Problem details: Your task is to tally the lines of the listing containing the word "变阻器滑片" and report the figure alone.

──────

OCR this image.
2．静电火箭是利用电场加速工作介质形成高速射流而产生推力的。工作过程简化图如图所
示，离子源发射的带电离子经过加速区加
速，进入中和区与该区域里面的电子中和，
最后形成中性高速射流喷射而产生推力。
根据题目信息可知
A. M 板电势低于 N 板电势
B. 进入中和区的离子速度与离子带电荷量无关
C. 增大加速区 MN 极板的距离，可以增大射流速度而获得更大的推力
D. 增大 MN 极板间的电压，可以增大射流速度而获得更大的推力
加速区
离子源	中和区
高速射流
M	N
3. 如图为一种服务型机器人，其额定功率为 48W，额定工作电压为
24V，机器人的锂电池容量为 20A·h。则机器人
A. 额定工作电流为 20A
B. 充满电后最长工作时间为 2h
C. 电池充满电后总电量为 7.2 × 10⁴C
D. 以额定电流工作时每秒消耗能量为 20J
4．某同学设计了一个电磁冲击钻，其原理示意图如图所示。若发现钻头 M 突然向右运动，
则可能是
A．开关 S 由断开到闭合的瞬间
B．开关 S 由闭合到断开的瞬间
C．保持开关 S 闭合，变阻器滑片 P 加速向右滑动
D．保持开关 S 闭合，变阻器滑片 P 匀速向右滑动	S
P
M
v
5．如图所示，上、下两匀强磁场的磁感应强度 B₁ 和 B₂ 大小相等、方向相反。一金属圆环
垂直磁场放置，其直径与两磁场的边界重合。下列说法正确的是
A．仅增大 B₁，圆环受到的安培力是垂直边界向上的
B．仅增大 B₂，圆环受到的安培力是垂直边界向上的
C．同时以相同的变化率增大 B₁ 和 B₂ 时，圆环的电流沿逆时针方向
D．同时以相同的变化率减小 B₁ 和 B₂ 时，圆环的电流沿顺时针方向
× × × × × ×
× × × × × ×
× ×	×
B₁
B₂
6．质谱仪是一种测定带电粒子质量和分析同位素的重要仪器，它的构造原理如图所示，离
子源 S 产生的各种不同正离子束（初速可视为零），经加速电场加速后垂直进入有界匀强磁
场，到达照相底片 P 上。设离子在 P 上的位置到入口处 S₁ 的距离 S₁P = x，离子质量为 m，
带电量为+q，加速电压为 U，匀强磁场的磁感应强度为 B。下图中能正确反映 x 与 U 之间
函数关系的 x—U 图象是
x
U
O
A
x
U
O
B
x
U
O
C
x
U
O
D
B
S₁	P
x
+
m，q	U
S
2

──────

Problem solution: 2